Data records
=====

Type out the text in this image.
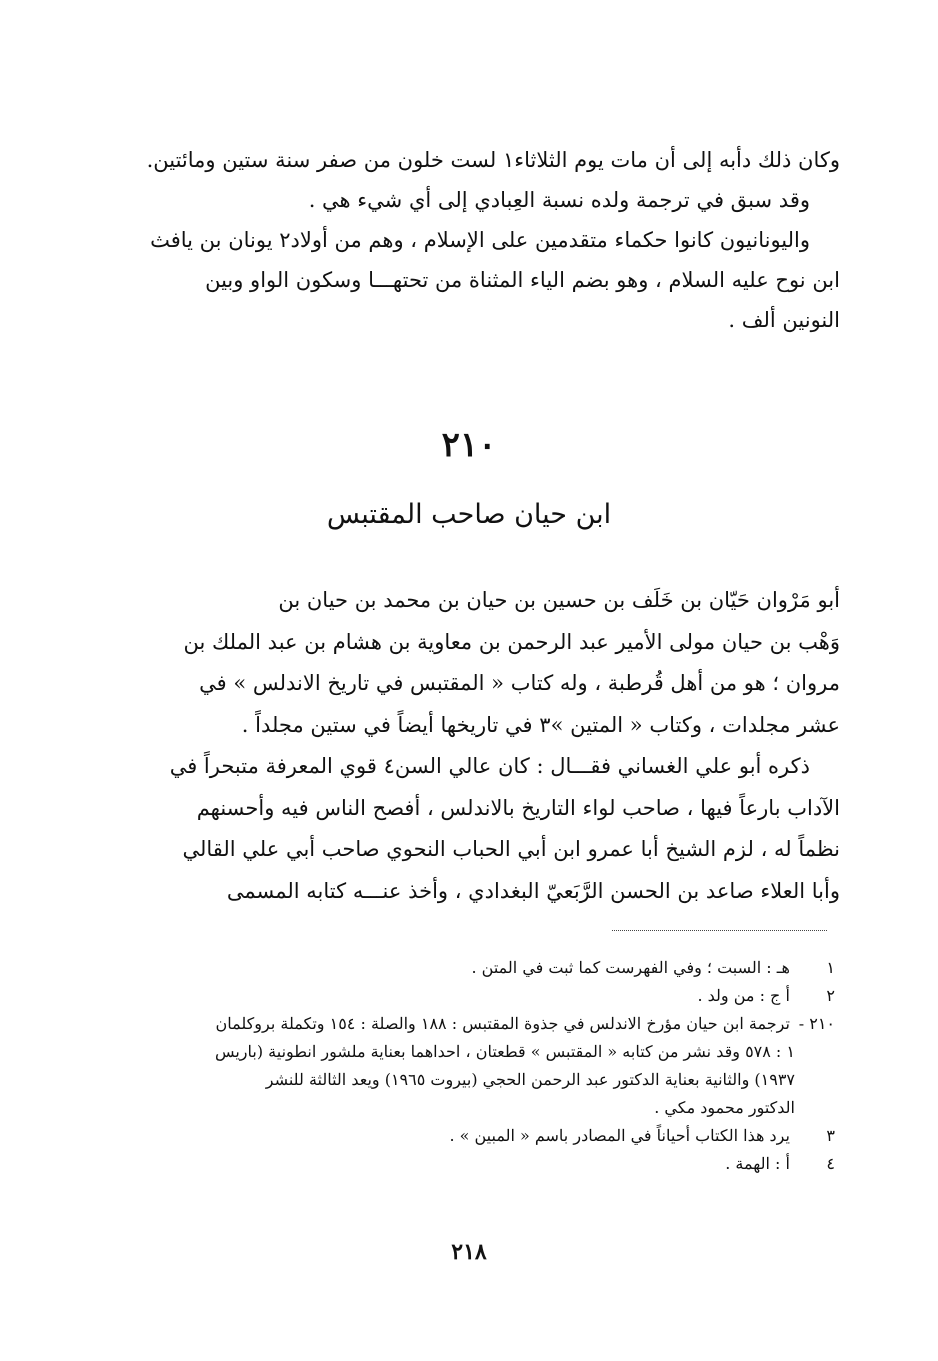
وكان ذلك دأبه إلى أن مات يوم الثلاثاء١ لست خلون من صفر سنة ستين ومائتين.
وقد سبق في ترجمة ولده نسبة العِبادي إلى أي شيء هي .
واليونانيون كانوا حكماء متقدمين على الإسلام ، وهم من أولاد٢ يونان بن يافث
ابن نوح عليه السلام ، وهو بضم الياء المثناة من تحتهـــا وسكون الواو وبين
النونين ألف .
٢١٠
ابن حيان صاحب المقتبس
أبو مَرْوان حَيّان بن خَلَف بن حسين بن حيان بن محمد بن حيان بن
وَهْب بن حيان مولى الأمير عبد الرحمن بن معاوية بن هشام بن عبد الملك بن
مروان ؛ هو من أهل قُرطبة ، وله كتاب « المقتبس في تاريخ الاندلس » في
عشر مجلدات ، وكتاب « المتين »٣ في تاريخها أيضاً في ستين مجلداً .
ذكره أبو علي الغساني فقـــال : كان عالي السن٤ قوي المعرفة متبحراً في
الآداب بارعاً فيها ، صاحب لواء التاريخ بالاندلس ، أفصح الناس فيه وأحسنهم
نظماً له ، لزم الشيخ أبا عمرو ابن أبي الحباب النحوي صاحب أبي علي القالي
وأبا العلاء صاعد بن الحسن الرَّبَعيّ البغدادي ، وأخذ عنـــه كتابه المسمى
١ هـ : السبت ؛ وفي الفهرست كما ثبت في المتن .
٢ أ ج : من ولد .
٢١٠ - ترجمة ابن حيان مؤرخ الاندلس في جذوة المقتبس : ١٨٨ والصلة : ١٥٤ وتكملة بروكلمان
١ : ٥٧٨ وقد نشر من كتابه « المقتبس » قطعتان ، احداهما بعناية ملشور انطونية (باريس
١٩٣٧) والثانية بعناية الدكتور عبد الرحمن الحجي (بيروت ١٩٦٥) ويعد الثالثة للنشر
الدكتور محمود مكي .
٣ يرد هذا الكتاب أحياناً في المصادر باسم « المبين » .
٤ أ : الهمة .
٢١٨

=====

**Aim:**
Write out the entries above verbatim; the pictures do not belong in your copy.

**The completed task:**
Type out the text in this image.
وكان ذلك دأبه إلى أن مات يوم الثلاثاء١ لست خلون من صفر سنة ستين ومائتين.
وقد سبق في ترجمة ولده نسبة العِبادي إلى أي شيء هي .
واليونانيون كانوا حكماء متقدمين على الإسلام ، وهم من أولاد٢ يونان بن يافث
ابن نوح عليه السلام ، وهو بضم الياء المثناة من تحتهـــا وسكون الواو وبين
النونين ألف .
٢١٠
ابن حيان صاحب المقتبس
أبو مَرْوان حَيّان بن خَلَف بن حسين بن حيان بن محمد بن حيان بن
وَهْب بن حيان مولى الأمير عبد الرحمن بن معاوية بن هشام بن عبد الملك بن
مروان ؛ هو من أهل قُرطبة ، وله كتاب « المقتبس في تاريخ الاندلس » في
عشر مجلدات ، وكتاب « المتين »٣ في تاريخها أيضاً في ستين مجلداً .
ذكره أبو علي الغساني فقـــال : كان عالي السن٤ قوي المعرفة متبحراً في
الآداب بارعاً فيها ، صاحب لواء التاريخ بالاندلس ، أفصح الناس فيه وأحسنهم
نظماً له ، لزم الشيخ أبا عمرو ابن أبي الحباب النحوي صاحب أبي علي القالي
وأبا العلاء صاعد بن الحسن الرَّبَعيّ البغدادي ، وأخذ عنـــه كتابه المسمى
١ هـ : السبت ؛ وفي الفهرست كما ثبت في المتن .
٢ أ ج : من ولد .
٢١٠ - ترجمة ابن حيان مؤرخ الاندلس في جذوة المقتبس : ١٨٨ والصلة : ١٥٤ وتكملة بروكلمان
١ : ٥٧٨ وقد نشر من كتابه « المقتبس » قطعتان ، احداهما بعناية ملشور انطونية (باريس
١٩٣٧) والثانية بعناية الدكتور عبد الرحمن الحجي (بيروت ١٩٦٥) ويعد الثالثة للنشر
الدكتور محمود مكي .
٣ يرد هذا الكتاب أحياناً في المصادر باسم « المبين » .
٤ أ : الهمة .
٢١٨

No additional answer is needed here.